[Saved data entries]
##############################
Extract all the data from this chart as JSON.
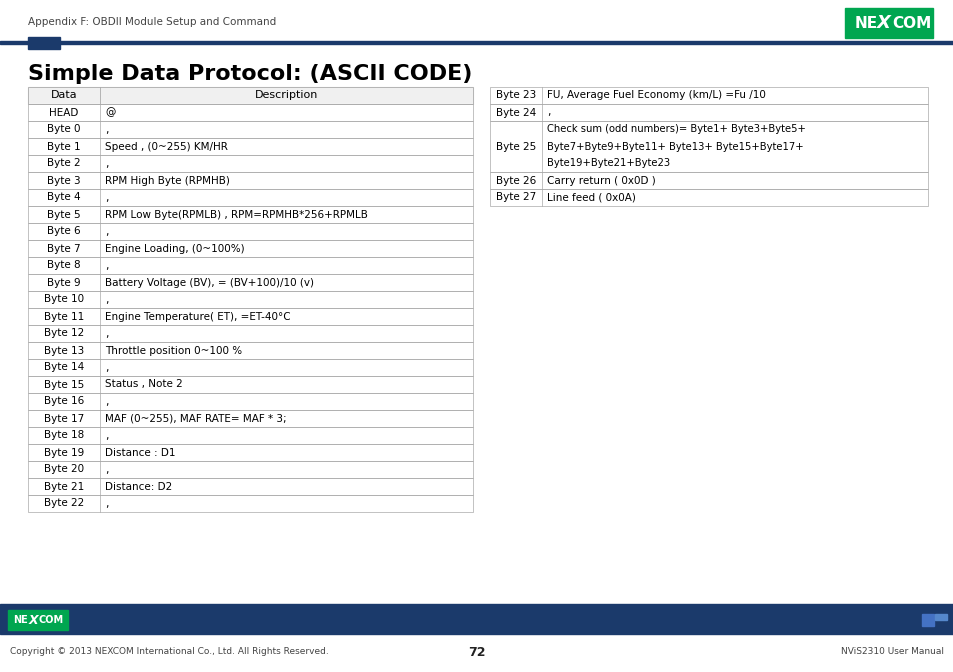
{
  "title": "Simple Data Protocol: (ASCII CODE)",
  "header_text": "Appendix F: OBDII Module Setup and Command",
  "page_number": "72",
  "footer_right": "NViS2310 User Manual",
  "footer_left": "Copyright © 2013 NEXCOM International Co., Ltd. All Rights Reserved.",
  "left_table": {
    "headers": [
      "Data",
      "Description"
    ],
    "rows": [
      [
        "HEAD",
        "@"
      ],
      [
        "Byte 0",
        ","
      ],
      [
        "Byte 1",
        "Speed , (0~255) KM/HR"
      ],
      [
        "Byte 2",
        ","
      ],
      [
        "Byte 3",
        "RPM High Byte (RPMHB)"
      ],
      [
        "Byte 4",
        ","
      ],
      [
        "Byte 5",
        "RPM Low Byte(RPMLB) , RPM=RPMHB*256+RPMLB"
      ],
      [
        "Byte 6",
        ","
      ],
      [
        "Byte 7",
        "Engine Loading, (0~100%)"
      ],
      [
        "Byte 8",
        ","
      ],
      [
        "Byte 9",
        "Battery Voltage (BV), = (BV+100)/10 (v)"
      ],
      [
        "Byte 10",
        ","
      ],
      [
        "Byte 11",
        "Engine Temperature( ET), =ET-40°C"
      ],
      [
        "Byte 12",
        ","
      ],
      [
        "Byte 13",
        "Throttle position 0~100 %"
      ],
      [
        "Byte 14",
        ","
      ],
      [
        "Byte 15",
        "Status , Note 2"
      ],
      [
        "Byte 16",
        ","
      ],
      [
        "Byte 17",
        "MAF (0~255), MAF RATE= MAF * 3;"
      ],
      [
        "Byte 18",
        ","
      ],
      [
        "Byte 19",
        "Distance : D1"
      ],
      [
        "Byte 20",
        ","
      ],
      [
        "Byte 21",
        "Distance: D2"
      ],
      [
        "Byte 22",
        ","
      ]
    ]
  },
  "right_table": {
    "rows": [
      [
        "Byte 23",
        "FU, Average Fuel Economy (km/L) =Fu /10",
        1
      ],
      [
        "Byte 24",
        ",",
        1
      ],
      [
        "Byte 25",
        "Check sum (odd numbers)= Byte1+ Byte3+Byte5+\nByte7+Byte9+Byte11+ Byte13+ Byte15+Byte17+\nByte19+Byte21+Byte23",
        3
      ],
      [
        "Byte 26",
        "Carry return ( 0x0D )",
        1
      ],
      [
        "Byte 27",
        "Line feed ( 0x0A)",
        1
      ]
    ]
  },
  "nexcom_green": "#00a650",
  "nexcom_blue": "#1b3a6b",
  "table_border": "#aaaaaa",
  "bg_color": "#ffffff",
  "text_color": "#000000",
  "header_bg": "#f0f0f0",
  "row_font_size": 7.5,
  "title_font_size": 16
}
##############################
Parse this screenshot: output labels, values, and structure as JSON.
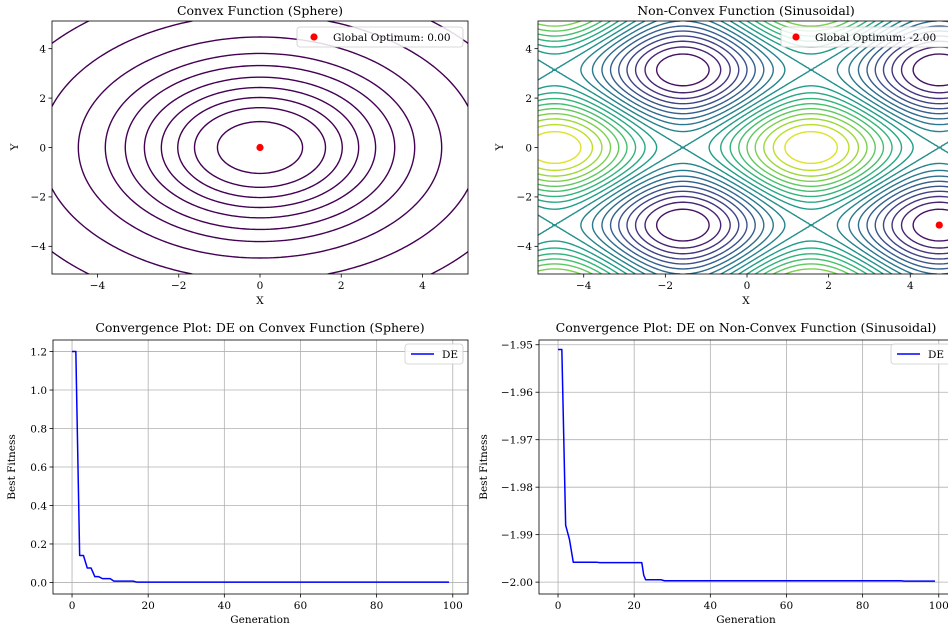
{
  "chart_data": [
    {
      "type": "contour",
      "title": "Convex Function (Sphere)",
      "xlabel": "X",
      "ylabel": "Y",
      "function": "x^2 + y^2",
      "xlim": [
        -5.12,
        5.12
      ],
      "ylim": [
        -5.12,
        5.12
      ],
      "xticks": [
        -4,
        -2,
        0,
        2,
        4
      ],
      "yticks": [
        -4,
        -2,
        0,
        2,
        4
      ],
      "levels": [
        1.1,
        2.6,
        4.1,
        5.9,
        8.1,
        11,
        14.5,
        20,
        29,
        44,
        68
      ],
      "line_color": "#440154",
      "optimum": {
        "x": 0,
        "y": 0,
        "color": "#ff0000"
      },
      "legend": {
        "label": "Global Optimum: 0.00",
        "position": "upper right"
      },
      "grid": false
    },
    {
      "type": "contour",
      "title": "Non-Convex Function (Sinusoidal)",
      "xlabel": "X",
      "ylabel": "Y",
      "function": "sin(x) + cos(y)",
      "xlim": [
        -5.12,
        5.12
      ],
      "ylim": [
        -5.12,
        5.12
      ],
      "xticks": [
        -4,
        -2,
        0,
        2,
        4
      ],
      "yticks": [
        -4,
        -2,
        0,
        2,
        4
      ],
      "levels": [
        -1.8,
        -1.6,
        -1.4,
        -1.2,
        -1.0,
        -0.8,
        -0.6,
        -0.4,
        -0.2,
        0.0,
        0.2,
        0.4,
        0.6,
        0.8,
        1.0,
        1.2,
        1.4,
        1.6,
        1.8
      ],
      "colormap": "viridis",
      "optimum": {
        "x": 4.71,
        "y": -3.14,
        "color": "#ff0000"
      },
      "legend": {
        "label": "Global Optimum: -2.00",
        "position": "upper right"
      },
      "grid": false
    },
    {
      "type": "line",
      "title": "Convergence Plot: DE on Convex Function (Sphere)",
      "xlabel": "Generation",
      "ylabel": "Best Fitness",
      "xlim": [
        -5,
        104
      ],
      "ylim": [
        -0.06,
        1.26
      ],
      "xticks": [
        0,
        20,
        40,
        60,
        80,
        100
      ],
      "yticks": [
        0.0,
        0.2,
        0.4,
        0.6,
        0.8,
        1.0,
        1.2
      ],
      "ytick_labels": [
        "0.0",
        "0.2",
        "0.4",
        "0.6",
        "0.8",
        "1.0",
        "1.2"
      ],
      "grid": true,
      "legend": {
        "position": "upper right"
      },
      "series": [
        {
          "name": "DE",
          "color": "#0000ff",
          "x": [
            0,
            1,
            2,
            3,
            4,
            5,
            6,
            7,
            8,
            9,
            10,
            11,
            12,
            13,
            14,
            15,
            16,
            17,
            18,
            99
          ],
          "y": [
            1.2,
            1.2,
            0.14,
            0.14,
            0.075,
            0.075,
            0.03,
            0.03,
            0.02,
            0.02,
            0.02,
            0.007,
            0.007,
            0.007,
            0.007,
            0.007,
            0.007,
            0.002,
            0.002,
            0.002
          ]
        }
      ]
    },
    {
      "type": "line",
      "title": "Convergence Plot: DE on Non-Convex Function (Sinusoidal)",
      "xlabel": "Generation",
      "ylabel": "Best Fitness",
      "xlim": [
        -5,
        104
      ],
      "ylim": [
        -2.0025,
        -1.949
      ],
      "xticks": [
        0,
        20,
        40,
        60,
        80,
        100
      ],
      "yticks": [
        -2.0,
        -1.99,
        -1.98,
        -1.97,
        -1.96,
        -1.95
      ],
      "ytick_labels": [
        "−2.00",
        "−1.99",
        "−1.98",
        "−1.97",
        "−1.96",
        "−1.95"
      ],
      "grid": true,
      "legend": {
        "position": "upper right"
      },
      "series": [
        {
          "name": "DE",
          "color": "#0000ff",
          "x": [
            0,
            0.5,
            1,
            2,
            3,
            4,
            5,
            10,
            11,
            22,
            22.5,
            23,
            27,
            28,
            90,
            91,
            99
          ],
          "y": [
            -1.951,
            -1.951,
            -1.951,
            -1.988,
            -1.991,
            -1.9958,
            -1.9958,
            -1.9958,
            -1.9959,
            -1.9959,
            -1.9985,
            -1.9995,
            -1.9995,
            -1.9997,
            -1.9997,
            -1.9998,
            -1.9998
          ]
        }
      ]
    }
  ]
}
##############################
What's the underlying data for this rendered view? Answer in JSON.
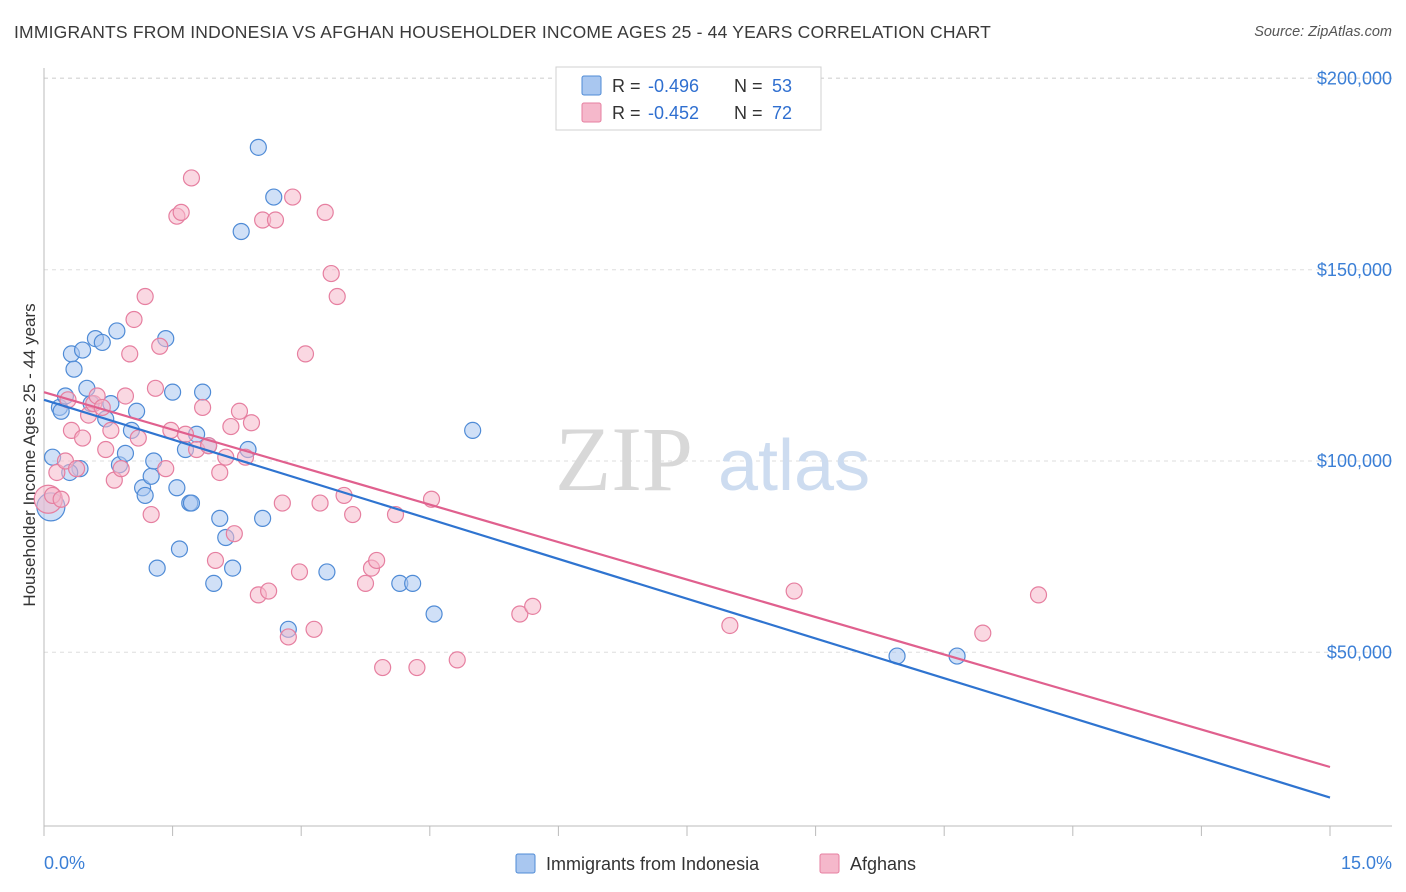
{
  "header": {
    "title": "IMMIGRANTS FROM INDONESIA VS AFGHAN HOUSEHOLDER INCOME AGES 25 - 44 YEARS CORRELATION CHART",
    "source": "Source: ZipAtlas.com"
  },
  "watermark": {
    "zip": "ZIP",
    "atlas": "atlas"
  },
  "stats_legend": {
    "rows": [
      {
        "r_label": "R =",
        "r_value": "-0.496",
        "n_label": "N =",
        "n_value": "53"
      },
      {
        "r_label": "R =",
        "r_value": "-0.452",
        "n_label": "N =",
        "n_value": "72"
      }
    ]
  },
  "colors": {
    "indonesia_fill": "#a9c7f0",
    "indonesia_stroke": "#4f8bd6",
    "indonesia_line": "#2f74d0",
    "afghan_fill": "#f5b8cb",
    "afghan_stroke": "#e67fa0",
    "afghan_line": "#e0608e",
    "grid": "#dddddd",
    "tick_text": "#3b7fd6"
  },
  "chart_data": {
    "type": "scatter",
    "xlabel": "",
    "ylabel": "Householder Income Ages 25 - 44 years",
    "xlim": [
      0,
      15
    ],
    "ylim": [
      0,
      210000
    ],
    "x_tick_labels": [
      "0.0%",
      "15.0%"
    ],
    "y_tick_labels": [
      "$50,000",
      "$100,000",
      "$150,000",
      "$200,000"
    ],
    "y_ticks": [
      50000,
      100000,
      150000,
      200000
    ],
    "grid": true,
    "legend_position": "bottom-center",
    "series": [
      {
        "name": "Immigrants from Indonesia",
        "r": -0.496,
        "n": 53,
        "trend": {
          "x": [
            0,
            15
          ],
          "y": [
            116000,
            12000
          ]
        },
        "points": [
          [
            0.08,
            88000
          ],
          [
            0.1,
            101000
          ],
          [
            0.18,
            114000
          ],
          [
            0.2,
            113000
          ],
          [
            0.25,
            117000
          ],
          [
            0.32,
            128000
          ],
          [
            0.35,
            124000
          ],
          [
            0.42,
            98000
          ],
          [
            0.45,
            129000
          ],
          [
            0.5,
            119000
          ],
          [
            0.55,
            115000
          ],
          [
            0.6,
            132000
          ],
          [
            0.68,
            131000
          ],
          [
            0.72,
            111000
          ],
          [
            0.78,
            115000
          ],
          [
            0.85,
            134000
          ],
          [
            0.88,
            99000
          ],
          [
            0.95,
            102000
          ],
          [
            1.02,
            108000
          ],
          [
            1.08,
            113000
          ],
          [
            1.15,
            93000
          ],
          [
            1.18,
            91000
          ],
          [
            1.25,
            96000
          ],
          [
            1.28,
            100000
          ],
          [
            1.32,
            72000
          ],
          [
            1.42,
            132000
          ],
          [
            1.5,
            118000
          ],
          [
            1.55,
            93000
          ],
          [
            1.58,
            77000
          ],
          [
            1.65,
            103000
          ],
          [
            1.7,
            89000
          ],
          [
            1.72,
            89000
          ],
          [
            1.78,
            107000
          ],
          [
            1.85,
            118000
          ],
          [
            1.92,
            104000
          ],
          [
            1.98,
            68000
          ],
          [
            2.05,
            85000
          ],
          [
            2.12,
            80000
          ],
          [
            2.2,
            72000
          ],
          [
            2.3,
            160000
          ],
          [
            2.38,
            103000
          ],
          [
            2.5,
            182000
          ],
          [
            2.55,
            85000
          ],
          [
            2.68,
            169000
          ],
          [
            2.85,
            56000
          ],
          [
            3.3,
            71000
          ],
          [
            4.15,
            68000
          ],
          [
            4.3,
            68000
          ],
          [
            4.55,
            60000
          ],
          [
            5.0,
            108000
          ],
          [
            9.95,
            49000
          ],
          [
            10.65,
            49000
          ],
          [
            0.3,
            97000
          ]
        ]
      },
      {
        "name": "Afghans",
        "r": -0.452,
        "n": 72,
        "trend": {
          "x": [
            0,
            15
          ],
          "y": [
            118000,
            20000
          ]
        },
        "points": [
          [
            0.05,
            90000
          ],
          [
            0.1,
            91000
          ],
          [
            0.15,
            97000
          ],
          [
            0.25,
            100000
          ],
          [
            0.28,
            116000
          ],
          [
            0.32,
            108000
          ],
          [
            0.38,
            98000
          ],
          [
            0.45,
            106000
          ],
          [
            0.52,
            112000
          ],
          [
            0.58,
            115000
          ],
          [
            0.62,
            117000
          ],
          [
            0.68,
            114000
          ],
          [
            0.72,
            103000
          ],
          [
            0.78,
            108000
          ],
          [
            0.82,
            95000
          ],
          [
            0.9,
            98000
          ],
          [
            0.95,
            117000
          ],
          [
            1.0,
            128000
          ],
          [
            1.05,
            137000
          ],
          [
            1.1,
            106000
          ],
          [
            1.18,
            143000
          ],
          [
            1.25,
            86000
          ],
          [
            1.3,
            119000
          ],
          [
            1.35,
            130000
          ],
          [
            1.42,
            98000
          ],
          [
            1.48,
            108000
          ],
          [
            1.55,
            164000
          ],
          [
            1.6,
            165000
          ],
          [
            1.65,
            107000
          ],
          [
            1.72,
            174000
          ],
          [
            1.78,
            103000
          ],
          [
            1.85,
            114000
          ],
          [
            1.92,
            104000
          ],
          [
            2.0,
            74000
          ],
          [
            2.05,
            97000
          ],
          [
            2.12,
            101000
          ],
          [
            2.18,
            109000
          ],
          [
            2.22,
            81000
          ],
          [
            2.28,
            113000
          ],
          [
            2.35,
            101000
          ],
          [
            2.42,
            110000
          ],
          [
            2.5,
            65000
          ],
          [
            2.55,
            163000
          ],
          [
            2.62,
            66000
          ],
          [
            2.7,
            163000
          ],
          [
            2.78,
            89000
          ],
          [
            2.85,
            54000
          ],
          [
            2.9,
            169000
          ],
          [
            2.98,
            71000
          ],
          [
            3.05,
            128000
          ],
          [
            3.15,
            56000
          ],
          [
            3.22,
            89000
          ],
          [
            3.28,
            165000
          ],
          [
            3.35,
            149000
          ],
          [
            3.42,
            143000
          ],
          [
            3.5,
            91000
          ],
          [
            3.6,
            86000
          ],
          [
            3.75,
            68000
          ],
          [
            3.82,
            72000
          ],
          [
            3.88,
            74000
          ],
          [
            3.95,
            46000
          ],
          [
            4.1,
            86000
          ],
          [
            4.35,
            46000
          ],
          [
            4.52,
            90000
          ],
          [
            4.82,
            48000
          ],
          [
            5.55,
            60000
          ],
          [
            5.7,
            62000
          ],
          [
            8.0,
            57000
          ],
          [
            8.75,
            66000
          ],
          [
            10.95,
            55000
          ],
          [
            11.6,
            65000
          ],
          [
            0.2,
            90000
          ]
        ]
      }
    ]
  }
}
##############################
### WORK TO COMPLETE
Show all lines in the entries above where the string "Plot" appears.

### THE SOLUTION
      "title": "Convergence Plot: DE on Convex Function (Sphere)",
      "title": "Convergence Plot: DE on Non-Convex Function (Sinusoidal)",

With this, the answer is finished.